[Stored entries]
──────────────────────────────

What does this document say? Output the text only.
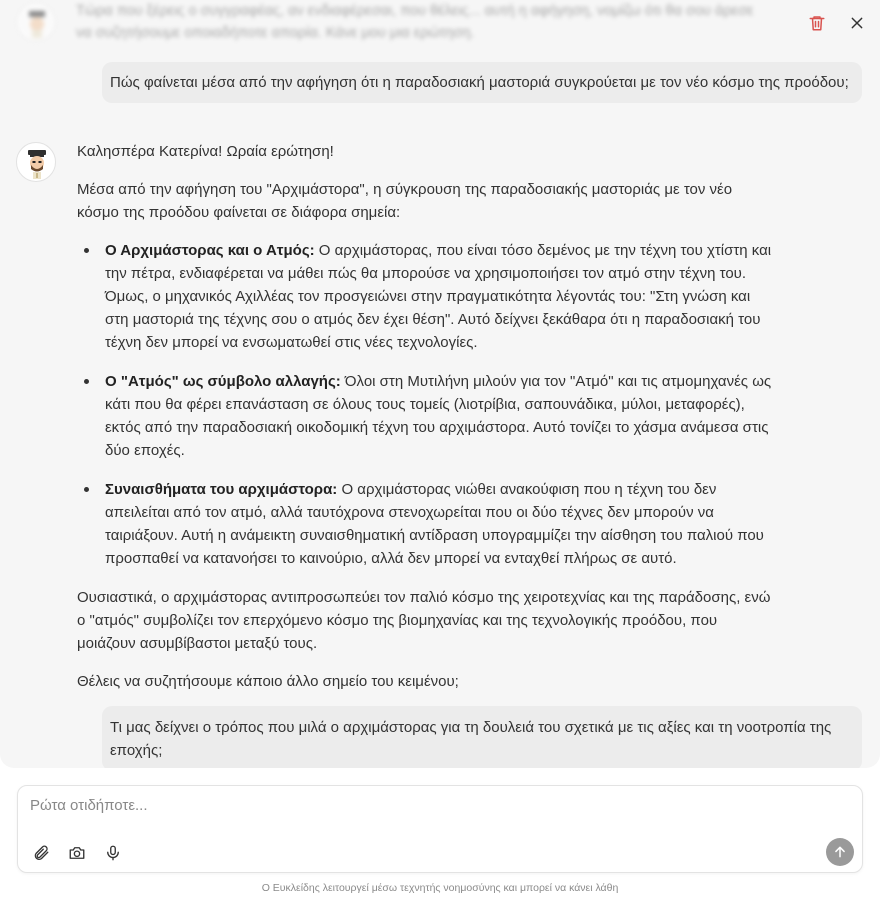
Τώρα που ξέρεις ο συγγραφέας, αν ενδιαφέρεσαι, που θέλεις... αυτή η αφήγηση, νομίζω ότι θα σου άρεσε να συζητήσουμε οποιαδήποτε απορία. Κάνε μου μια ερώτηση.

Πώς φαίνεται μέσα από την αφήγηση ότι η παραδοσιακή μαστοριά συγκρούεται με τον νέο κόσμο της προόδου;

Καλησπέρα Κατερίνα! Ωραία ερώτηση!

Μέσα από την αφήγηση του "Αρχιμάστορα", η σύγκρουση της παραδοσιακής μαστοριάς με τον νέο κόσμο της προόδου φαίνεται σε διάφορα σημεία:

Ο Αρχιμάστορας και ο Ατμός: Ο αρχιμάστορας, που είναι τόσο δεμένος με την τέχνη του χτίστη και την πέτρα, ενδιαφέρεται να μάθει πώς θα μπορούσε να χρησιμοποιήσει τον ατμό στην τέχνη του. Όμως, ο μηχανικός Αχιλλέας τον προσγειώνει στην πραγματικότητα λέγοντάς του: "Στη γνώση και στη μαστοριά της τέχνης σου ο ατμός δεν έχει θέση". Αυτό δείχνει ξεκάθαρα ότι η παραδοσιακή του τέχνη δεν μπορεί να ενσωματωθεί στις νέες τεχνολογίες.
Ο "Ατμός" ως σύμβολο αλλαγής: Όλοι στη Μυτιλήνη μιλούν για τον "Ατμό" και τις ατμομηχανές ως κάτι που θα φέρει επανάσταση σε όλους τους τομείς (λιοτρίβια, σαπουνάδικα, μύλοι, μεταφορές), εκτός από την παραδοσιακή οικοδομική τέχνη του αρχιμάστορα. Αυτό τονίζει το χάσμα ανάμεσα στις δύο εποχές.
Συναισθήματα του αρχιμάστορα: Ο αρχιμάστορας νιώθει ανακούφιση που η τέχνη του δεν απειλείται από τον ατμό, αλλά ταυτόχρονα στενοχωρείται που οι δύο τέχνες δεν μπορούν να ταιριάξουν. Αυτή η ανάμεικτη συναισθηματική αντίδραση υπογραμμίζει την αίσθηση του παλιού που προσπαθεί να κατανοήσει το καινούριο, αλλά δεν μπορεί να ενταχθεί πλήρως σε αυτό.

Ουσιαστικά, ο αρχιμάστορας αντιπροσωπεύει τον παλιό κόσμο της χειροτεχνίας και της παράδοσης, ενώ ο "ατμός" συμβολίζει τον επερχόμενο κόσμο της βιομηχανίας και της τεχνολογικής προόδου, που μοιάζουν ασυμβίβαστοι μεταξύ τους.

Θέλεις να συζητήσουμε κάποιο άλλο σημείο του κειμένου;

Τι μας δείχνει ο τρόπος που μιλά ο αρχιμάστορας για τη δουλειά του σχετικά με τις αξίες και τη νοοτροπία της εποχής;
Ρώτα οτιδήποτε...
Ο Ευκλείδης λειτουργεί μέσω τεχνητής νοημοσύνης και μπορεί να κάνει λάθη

──────────────────────────────

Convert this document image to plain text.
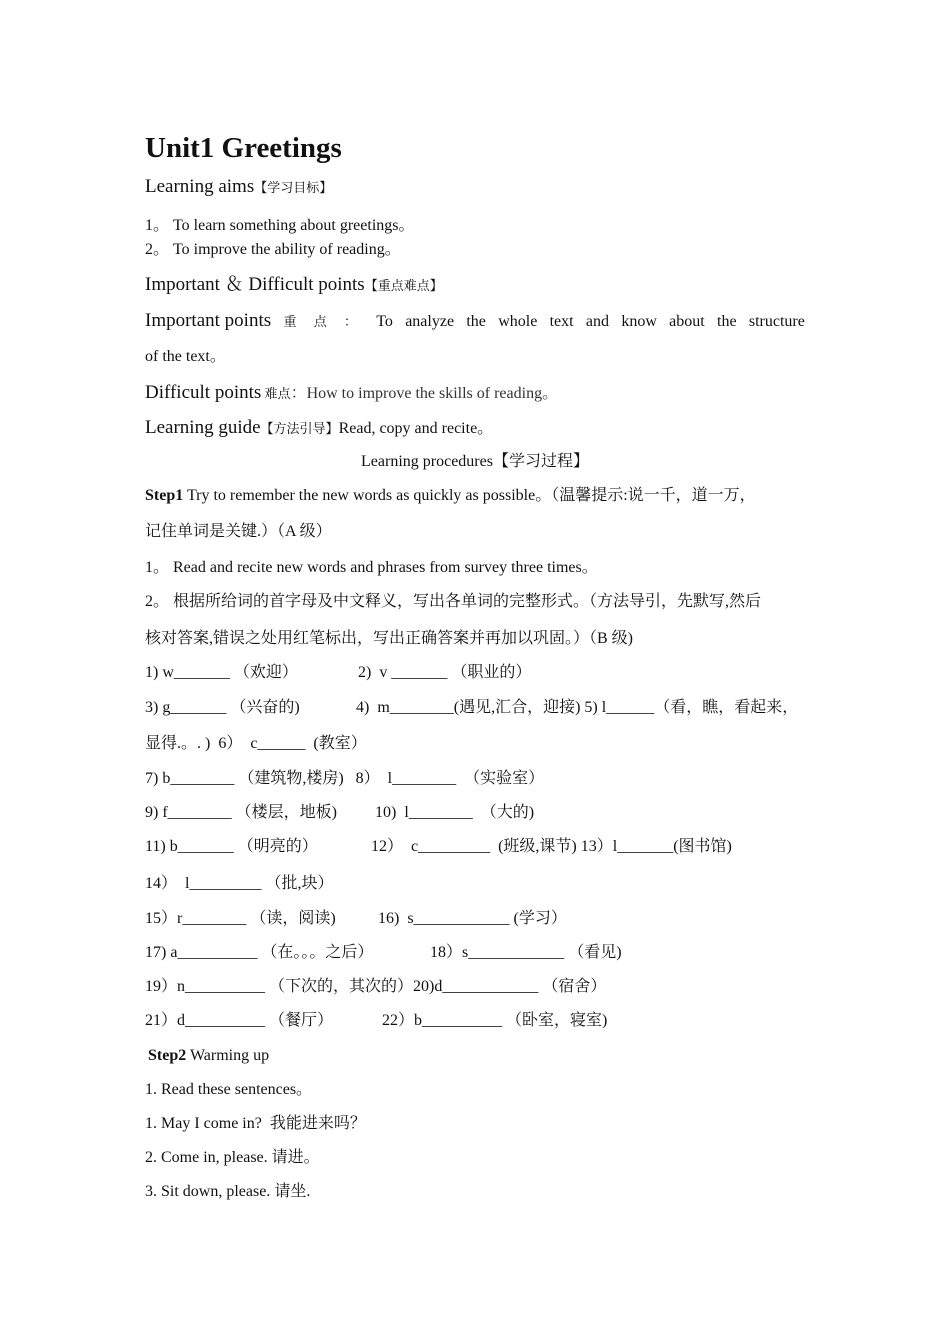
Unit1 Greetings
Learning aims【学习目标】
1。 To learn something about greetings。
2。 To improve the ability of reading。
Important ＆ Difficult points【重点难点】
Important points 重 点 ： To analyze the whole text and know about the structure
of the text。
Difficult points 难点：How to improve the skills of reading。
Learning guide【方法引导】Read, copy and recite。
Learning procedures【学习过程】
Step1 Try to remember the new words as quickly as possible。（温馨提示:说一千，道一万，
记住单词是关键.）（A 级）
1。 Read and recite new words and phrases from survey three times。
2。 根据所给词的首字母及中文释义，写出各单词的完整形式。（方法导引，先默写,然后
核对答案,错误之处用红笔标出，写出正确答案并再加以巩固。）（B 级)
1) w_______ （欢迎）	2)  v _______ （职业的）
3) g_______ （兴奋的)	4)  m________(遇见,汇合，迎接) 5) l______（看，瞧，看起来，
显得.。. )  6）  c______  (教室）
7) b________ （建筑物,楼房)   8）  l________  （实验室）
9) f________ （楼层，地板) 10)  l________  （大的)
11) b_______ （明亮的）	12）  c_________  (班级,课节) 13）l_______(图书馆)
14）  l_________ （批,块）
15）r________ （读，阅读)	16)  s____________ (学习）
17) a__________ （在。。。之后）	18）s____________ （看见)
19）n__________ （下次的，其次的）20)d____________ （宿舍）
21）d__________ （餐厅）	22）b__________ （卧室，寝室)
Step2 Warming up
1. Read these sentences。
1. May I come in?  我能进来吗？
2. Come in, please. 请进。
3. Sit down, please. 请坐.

──────────────────────────────

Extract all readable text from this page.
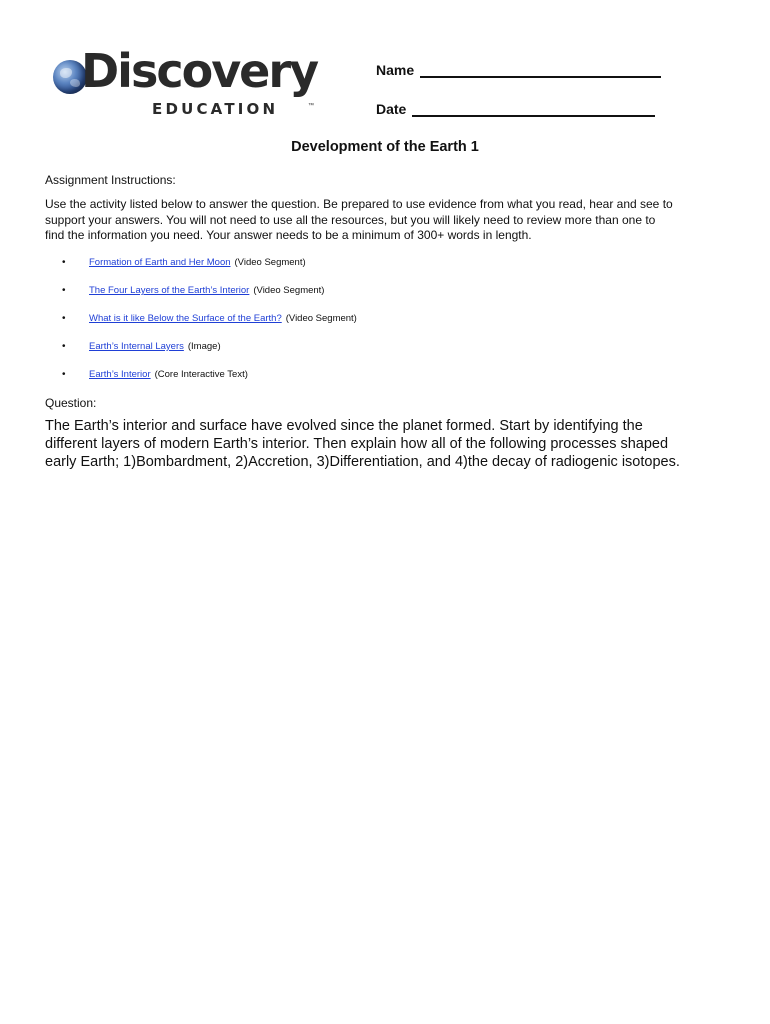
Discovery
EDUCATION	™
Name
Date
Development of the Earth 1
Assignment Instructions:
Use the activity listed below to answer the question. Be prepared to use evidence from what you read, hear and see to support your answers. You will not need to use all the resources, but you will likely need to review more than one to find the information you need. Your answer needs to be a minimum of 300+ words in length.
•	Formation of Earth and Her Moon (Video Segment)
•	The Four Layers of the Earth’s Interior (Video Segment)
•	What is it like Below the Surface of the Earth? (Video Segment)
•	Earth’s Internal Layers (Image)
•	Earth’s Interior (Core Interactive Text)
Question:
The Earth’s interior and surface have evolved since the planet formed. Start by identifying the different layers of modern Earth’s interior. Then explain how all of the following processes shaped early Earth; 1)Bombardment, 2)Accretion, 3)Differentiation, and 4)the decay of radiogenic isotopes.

──────────────────────────────

BRIEF
Output nothing but the number of lines in the data containing the string "improve".

RESPONSE
2